/---

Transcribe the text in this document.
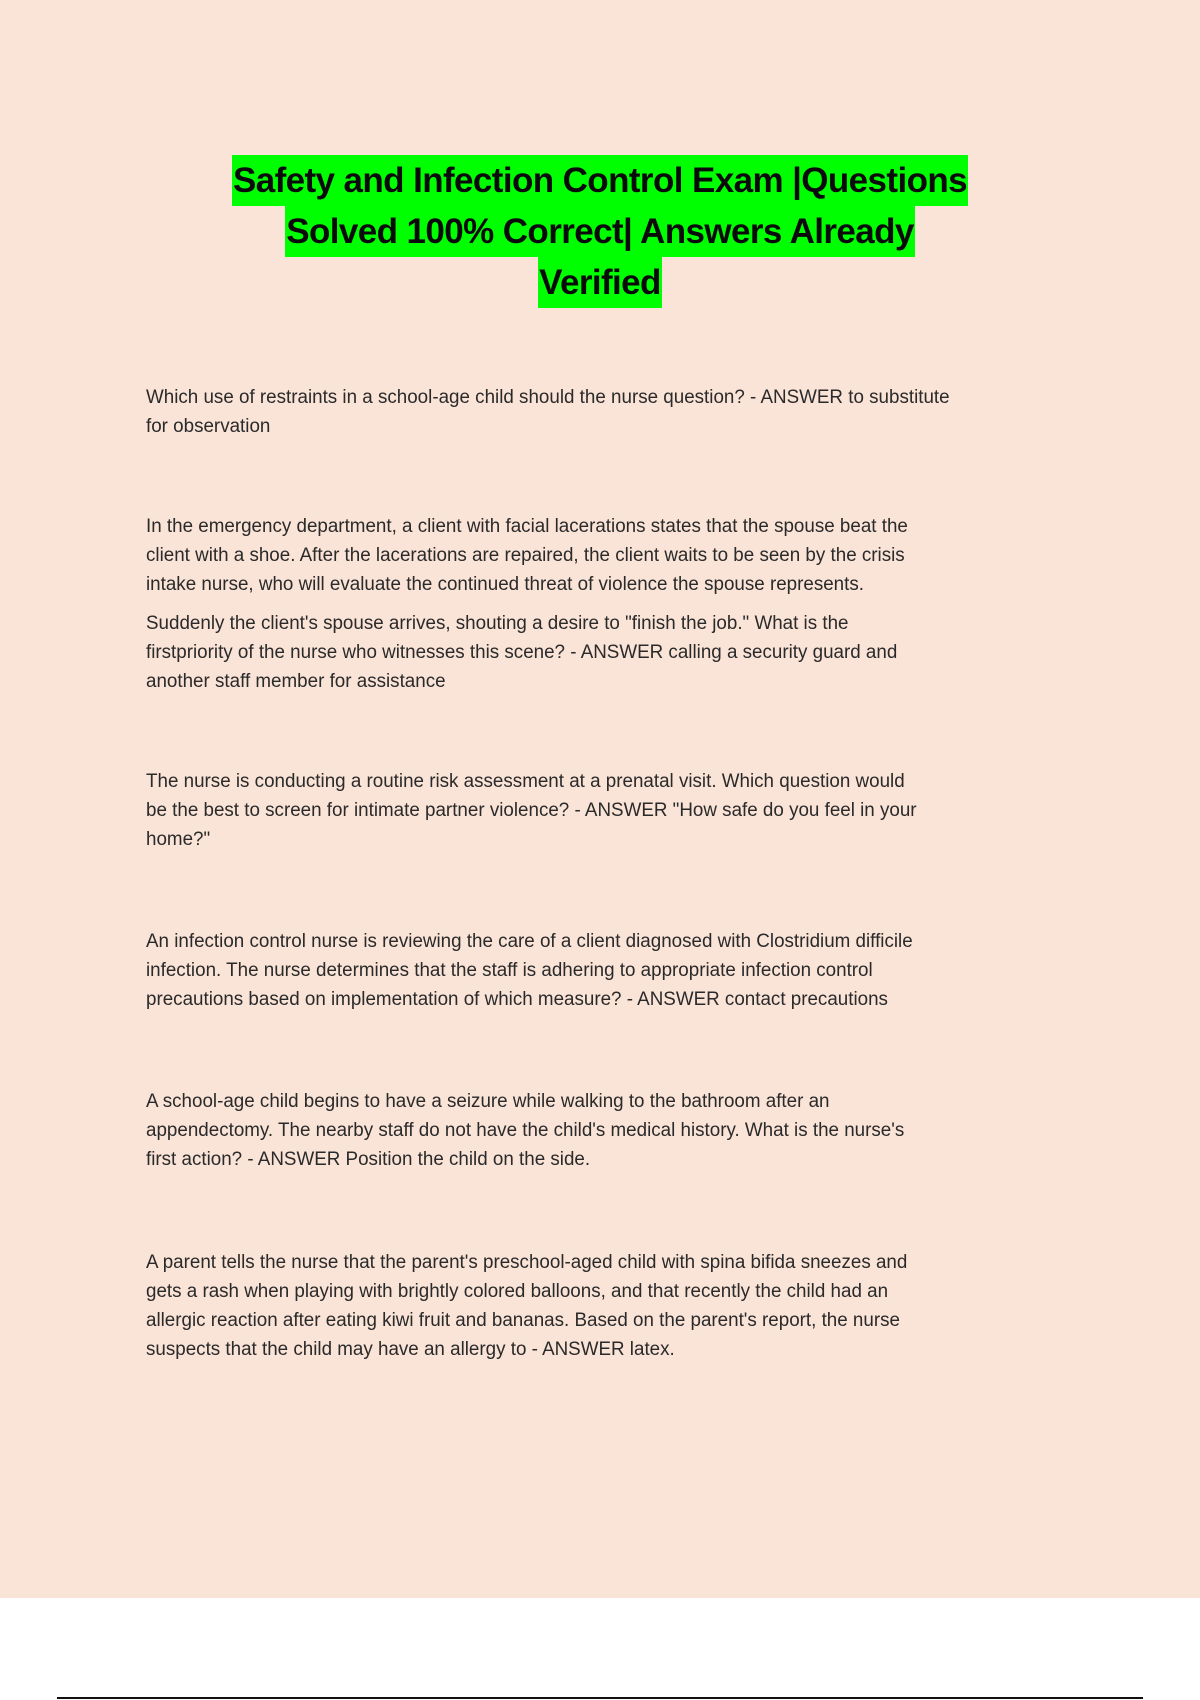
Safety and Infection Control Exam |Questions
Solved 100% Correct| Answers Already
Verified
Which use of restraints in a school-age child should the nurse question? - ANSWER to substitute
for observation
In the emergency department, a client with facial lacerations states that the spouse beat the
client with a shoe. After the lacerations are repaired, the client waits to be seen by the crisis
intake nurse, who will evaluate the continued threat of violence the spouse represents.
Suddenly the client's spouse arrives, shouting a desire to "finish the job." What is the
firstpriority of the nurse who witnesses this scene? - ANSWER calling a security guard and
another staff member for assistance
The nurse is conducting a routine risk assessment at a prenatal visit. Which question would
be the best to screen for intimate partner violence? - ANSWER "How safe do you feel in your
home?"
An infection control nurse is reviewing the care of a client diagnosed with Clostridium difficile
infection. The nurse determines that the staff is adhering to appropriate infection control
precautions based on implementation of which measure? - ANSWER contact precautions
A school-age child begins to have a seizure while walking to the bathroom after an
appendectomy. The nearby staff do not have the child's medical history. What is the nurse's
first action? - ANSWER Position the child on the side.
A parent tells the nurse that the parent's preschool-aged child with spina bifida sneezes and
gets a rash when playing with brightly colored balloons, and that recently the child had an
allergic reaction after eating kiwi fruit and bananas. Based on the parent's report, the nurse
suspects that the child may have an allergy to - ANSWER latex.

\---

**What this task involves:**
Leave the pictures out, and transcribe each of the records exactly.

**Solved exercise:**
Transcribe the text in this document.
Safety and Infection Control Exam |Questions
Solved 100% Correct| Answers Already
Verified
Which use of restraints in a school-age child should the nurse question? - ANSWER to substitute
for observation
In the emergency department, a client with facial lacerations states that the spouse beat the
client with a shoe. After the lacerations are repaired, the client waits to be seen by the crisis
intake nurse, who will evaluate the continued threat of violence the spouse represents.
Suddenly the client's spouse arrives, shouting a desire to "finish the job." What is the
firstpriority of the nurse who witnesses this scene? - ANSWER calling a security guard and
another staff member for assistance
The nurse is conducting a routine risk assessment at a prenatal visit. Which question would
be the best to screen for intimate partner violence? - ANSWER "How safe do you feel in your
home?"
An infection control nurse is reviewing the care of a client diagnosed with Clostridium difficile
infection. The nurse determines that the staff is adhering to appropriate infection control
precautions based on implementation of which measure? - ANSWER contact precautions
A school-age child begins to have a seizure while walking to the bathroom after an
appendectomy. The nearby staff do not have the child's medical history. What is the nurse's
first action? - ANSWER Position the child on the side.
A parent tells the nurse that the parent's preschool-aged child with spina bifida sneezes and
gets a rash when playing with brightly colored balloons, and that recently the child had an
allergic reaction after eating kiwi fruit and bananas. Based on the parent's report, the nurse
suspects that the child may have an allergy to - ANSWER latex.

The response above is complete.